## Directions
Copy each line below that includes "bottom".
** START **
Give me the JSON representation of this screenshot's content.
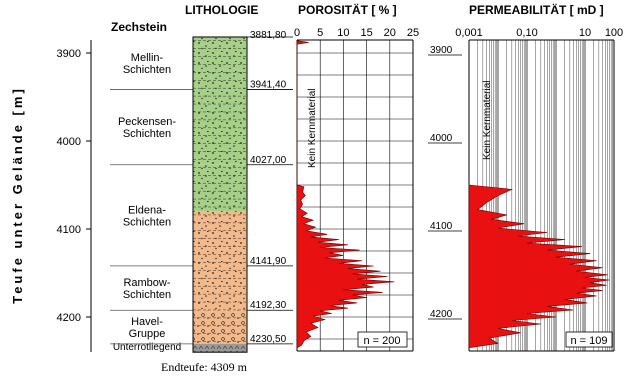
{
  "chart_data": {
    "type": "well-log",
    "y_axis": {
      "label": "Teufe unter Gelände [m]",
      "ticks": [
        3900,
        4000,
        4100,
        4200
      ],
      "range": [
        3870,
        4240
      ],
      "inverted": true
    },
    "top_label": "Zechstein",
    "panels": [
      {
        "id": "lithologie",
        "title": "LITHOLOGIE",
        "units": [
          {
            "name_lines": [
              "Mellin-",
              "Schichten"
            ],
            "top": 3881.8,
            "bottom": 3941.4,
            "lithology": "sandstone",
            "color": "#a6cf88"
          },
          {
            "name_lines": [
              "Peckensen-",
              "Schichten"
            ],
            "top": 3941.4,
            "bottom": 4027.0,
            "lithology": "sandstone",
            "color": "#a6cf88"
          },
          {
            "name_lines": [
              "Eldena-",
              "Schichten"
            ],
            "top": 4027.0,
            "bottom": 4080.0,
            "lithology": "sandstone",
            "color": "#a6cf88"
          },
          {
            "name_lines": [
              "Eldena-",
              "Schichten"
            ],
            "top": 4080.0,
            "bottom": 4141.9,
            "lithology": "sandstone",
            "color": "#f3b98a"
          },
          {
            "name_lines": [
              "Rambow-",
              "Schichten"
            ],
            "top": 4141.9,
            "bottom": 4192.3,
            "lithology": "sandstone",
            "color": "#f3b98a"
          },
          {
            "name_lines": [
              "Havel-",
              "Gruppe"
            ],
            "top": 4192.3,
            "bottom": 4230.5,
            "lithology": "sandstone-conglomerate",
            "color": "#f3b98a"
          },
          {
            "name_lines": [
              "Unterrotliegend"
            ],
            "top": 4230.5,
            "bottom": 4240.0,
            "lithology": "volcanic",
            "color": "#9a9a9a"
          }
        ],
        "boundary_labels": [
          "3881,80",
          "3941,40",
          "4027,00",
          "4141,90",
          "4192,30",
          "4230,50"
        ]
      },
      {
        "id": "porositaet",
        "title": "POROSITÄT [ % ]",
        "x_ticks": [
          "0",
          "5",
          "10",
          "15",
          "20",
          "25"
        ],
        "x_range": [
          0,
          25
        ],
        "annotation": "Kein Kernmaterial",
        "n_label": "n = 200",
        "fill_color": "#e81010",
        "profile": [
          [
            3886,
            0
          ],
          [
            3888,
            2.5
          ],
          [
            3890,
            0
          ],
          [
            4050,
            0
          ],
          [
            4052,
            1.5
          ],
          [
            4058,
            1.2
          ],
          [
            4062,
            1.8
          ],
          [
            4067,
            0.8
          ],
          [
            4072,
            1.2
          ],
          [
            4077,
            0.6
          ],
          [
            4082,
            2.2
          ],
          [
            4086,
            1.0
          ],
          [
            4090,
            3.5
          ],
          [
            4094,
            1.4
          ],
          [
            4098,
            4.0
          ],
          [
            4102,
            2.0
          ],
          [
            4106,
            6.5
          ],
          [
            4109,
            3.0
          ],
          [
            4112,
            9.0
          ],
          [
            4115,
            4.5
          ],
          [
            4118,
            11.0
          ],
          [
            4121,
            5.0
          ],
          [
            4124,
            13.5
          ],
          [
            4127,
            7.0
          ],
          [
            4130,
            10.0
          ],
          [
            4133,
            6.0
          ],
          [
            4136,
            14.0
          ],
          [
            4139,
            9.0
          ],
          [
            4142,
            16.5
          ],
          [
            4145,
            11.0
          ],
          [
            4148,
            18.0
          ],
          [
            4151,
            12.0
          ],
          [
            4154,
            19.5
          ],
          [
            4157,
            13.0
          ],
          [
            4160,
            21.0
          ],
          [
            4163,
            14.0
          ],
          [
            4166,
            16.5
          ],
          [
            4169,
            10.0
          ],
          [
            4172,
            18.5
          ],
          [
            4175,
            12.0
          ],
          [
            4178,
            15.0
          ],
          [
            4181,
            9.0
          ],
          [
            4184,
            13.0
          ],
          [
            4187,
            7.0
          ],
          [
            4190,
            11.0
          ],
          [
            4193,
            5.0
          ],
          [
            4196,
            7.5
          ],
          [
            4199,
            3.5
          ],
          [
            4203,
            6.0
          ],
          [
            4207,
            3.0
          ],
          [
            4212,
            4.5
          ],
          [
            4217,
            2.0
          ],
          [
            4222,
            3.0
          ],
          [
            4227,
            1.5
          ],
          [
            4232,
            1.0
          ],
          [
            4235,
            0
          ]
        ]
      },
      {
        "id": "permeabilitaet",
        "title": "PERMEABILITÄT [ mD ]",
        "x_ticks": [
          "0,001",
          "0,10",
          "10",
          "100"
        ],
        "x_scale": "log",
        "x_range": [
          0.001,
          100
        ],
        "depth_ticks": [
          "3900",
          "4000",
          "4100",
          "4200"
        ],
        "annotation": "Kein Kernmaterial",
        "n_label": "n = 109",
        "fill_color": "#e81010",
        "profile": [
          [
            4050,
            0.001
          ],
          [
            4055,
            0.03
          ],
          [
            4062,
            0.01
          ],
          [
            4070,
            0.004
          ],
          [
            4078,
            0.002
          ],
          [
            4084,
            0.02
          ],
          [
            4089,
            0.006
          ],
          [
            4094,
            0.08
          ],
          [
            4099,
            0.01
          ],
          [
            4104,
            0.5
          ],
          [
            4108,
            0.05
          ],
          [
            4112,
            2.0
          ],
          [
            4116,
            0.1
          ],
          [
            4120,
            8.0
          ],
          [
            4124,
            0.5
          ],
          [
            4128,
            15.0
          ],
          [
            4132,
            1.0
          ],
          [
            4136,
            25.0
          ],
          [
            4140,
            3.0
          ],
          [
            4144,
            40.0
          ],
          [
            4148,
            5.0
          ],
          [
            4152,
            60.0
          ],
          [
            4155,
            10.0
          ],
          [
            4158,
            70.0
          ],
          [
            4161,
            15.0
          ],
          [
            4164,
            55.0
          ],
          [
            4167,
            8.0
          ],
          [
            4170,
            40.0
          ],
          [
            4173,
            5.0
          ],
          [
            4176,
            25.0
          ],
          [
            4180,
            2.0
          ],
          [
            4184,
            12.0
          ],
          [
            4188,
            0.5
          ],
          [
            4192,
            4.0
          ],
          [
            4196,
            0.1
          ],
          [
            4200,
            1.0
          ],
          [
            4204,
            0.03
          ],
          [
            4208,
            0.3
          ],
          [
            4213,
            0.01
          ],
          [
            4218,
            0.06
          ],
          [
            4224,
            0.005
          ],
          [
            4230,
            0.01
          ],
          [
            4235,
            0.001
          ]
        ]
      }
    ],
    "footer": "Endteufe: 4309 m"
  }
}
** END **
## Solution to this task
            "bottom": 3941.4,
            "bottom": 4027.0,
            "bottom": 4080.0,
            "bottom": 4141.9,
            "bottom": 4192.3,
            "bottom": 4230.5,
            "bottom": 4240.0,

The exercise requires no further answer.